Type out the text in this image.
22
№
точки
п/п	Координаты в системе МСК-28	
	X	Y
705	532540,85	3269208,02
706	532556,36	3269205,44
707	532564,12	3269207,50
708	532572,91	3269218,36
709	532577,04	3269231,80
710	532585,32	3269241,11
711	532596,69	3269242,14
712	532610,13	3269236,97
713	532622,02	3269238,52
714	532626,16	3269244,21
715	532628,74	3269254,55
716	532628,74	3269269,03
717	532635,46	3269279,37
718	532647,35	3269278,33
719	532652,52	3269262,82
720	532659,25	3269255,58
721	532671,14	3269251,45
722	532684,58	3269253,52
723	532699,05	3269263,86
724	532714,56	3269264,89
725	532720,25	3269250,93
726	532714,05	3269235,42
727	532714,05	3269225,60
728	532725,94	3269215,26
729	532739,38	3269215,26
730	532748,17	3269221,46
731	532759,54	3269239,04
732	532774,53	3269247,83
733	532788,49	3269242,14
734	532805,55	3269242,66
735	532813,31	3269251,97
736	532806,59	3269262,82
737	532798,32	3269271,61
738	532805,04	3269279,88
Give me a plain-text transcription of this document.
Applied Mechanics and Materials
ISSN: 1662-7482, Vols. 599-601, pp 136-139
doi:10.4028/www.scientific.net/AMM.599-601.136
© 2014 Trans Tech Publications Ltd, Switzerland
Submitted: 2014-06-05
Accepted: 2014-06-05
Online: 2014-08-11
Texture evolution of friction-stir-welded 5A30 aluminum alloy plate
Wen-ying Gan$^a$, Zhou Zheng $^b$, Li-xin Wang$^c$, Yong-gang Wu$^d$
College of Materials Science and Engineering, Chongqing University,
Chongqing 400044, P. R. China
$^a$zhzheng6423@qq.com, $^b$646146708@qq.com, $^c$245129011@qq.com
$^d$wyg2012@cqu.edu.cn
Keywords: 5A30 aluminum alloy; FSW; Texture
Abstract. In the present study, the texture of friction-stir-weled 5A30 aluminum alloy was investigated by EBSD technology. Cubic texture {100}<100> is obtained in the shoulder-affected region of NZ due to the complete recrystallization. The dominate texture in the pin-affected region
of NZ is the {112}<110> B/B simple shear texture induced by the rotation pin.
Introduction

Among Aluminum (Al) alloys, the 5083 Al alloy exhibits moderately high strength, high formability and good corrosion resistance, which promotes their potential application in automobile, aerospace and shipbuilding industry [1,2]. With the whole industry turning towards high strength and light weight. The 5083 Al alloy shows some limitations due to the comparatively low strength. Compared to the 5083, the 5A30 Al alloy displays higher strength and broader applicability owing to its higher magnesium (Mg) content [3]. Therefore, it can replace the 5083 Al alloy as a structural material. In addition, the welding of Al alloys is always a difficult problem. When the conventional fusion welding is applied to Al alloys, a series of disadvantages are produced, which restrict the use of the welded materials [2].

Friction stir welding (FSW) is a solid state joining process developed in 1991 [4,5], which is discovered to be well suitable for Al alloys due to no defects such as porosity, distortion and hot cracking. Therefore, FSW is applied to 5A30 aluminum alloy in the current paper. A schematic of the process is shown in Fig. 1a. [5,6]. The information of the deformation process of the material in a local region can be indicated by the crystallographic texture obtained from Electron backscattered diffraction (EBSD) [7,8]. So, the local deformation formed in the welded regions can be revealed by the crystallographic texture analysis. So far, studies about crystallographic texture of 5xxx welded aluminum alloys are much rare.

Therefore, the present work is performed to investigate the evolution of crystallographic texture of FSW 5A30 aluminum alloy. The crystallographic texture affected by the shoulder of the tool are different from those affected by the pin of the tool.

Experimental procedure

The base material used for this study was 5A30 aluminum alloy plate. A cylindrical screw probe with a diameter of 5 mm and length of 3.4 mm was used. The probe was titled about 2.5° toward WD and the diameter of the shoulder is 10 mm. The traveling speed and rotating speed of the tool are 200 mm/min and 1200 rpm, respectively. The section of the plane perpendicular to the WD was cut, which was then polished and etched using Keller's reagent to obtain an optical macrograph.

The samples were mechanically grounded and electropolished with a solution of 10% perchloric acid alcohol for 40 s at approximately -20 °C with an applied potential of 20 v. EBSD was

To be done. Write out every entry word for word.

Response to the exercise.
Type out the text in this image.
22
№
точки
п/п	Координаты в системе МСК-28	
	X	Y
705	532540,85	3269208,02
706	532556,36	3269205,44
707	532564,12	3269207,50
708	532572,91	3269218,36
709	532577,04	3269231,80
710	532585,32	3269241,11
711	532596,69	3269242,14
712	532610,13	3269236,97
713	532622,02	3269238,52
714	532626,16	3269244,21
715	532628,74	3269254,55
716	532628,74	3269269,03
717	532635,46	3269279,37
718	532647,35	3269278,33
719	532652,52	3269262,82
720	532659,25	3269255,58
721	532671,14	3269251,45
722	532684,58	3269253,52
723	532699,05	3269263,86
724	532714,56	3269264,89
725	532720,25	3269250,93
726	532714,05	3269235,42
727	532714,05	3269225,60
728	532725,94	3269215,26
729	532739,38	3269215,26
730	532748,17	3269221,46
731	532759,54	3269239,04
732	532774,53	3269247,83
733	532788,49	3269242,14
734	532805,55	3269242,66
735	532813,31	3269251,97
736	532806,59	3269262,82
737	532798,32	3269271,61
738	532805,04	3269279,88
Give me a plain-text transcription of this document.
Applied Mechanics and Materials
ISSN: 1662-7482, Vols. 599-601, pp 136-139
doi:10.4028/www.scientific.net/AMM.599-601.136
© 2014 Trans Tech Publications Ltd, Switzerland
Submitted: 2014-06-05
Accepted: 2014-06-05
Online: 2014-08-11
Texture evolution of friction-stir-welded 5A30 aluminum alloy plate
Wen-ying Gan$^a$, Zhou Zheng $^b$, Li-xin Wang$^c$, Yong-gang Wu$^d$
College of Materials Science and Engineering, Chongqing University,
Chongqing 400044, P. R. China
$^a$zhzheng6423@qq.com, $^b$646146708@qq.com, $^c$245129011@qq.com
$^d$wyg2012@cqu.edu.cn
Keywords: 5A30 aluminum alloy; FSW; Texture
Abstract. In the present study, the texture of friction-stir-weled 5A30 aluminum alloy was investigated by EBSD technology. Cubic texture {100}<100> is obtained in the shoulder-affected region of NZ due to the complete recrystallization. The dominate texture in the pin-affected region
of NZ is the {112}<110> B/B simple shear texture induced by the rotation pin.
Introduction

Among Aluminum (Al) alloys, the 5083 Al alloy exhibits moderately high strength, high formability and good corrosion resistance, which promotes their potential application in automobile, aerospace and shipbuilding industry [1,2]. With the whole industry turning towards high strength and light weight. The 5083 Al alloy shows some limitations due to the comparatively low strength. Compared to the 5083, the 5A30 Al alloy displays higher strength and broader applicability owing to its higher magnesium (Mg) content [3]. Therefore, it can replace the 5083 Al alloy as a structural material. In addition, the welding of Al alloys is always a difficult problem. When the conventional fusion welding is applied to Al alloys, a series of disadvantages are produced, which restrict the use of the welded materials [2].

Friction stir welding (FSW) is a solid state joining process developed in 1991 [4,5], which is discovered to be well suitable for Al alloys due to no defects such as porosity, distortion and hot cracking. Therefore, FSW is applied to 5A30 aluminum alloy in the current paper. A schematic of the process is shown in Fig. 1a. [5,6]. The information of the deformation process of the material in a local region can be indicated by the crystallographic texture obtained from Electron backscattered diffraction (EBSD) [7,8]. So, the local deformation formed in the welded regions can be revealed by the crystallographic texture analysis. So far, studies about crystallographic texture of 5xxx welded aluminum alloys are much rare.

Therefore, the present work is performed to investigate the evolution of crystallographic texture of FSW 5A30 aluminum alloy. The crystallographic texture affected by the shoulder of the tool are different from those affected by the pin of the tool.

Experimental procedure

The base material used for this study was 5A30 aluminum alloy plate. A cylindrical screw probe with a diameter of 5 mm and length of 3.4 mm was used. The probe was titled about 2.5° toward WD and the diameter of the shoulder is 10 mm. The traveling speed and rotating speed of the tool are 200 mm/min and 1200 rpm, respectively. The section of the plane perpendicular to the WD was cut, which was then polished and etched using Keller's reagent to obtain an optical macrograph.

The samples were mechanically grounded and electropolished with a solution of 10% perchloric acid alcohol for 40 s at approximately -20 °C with an applied potential of 20 v. EBSD was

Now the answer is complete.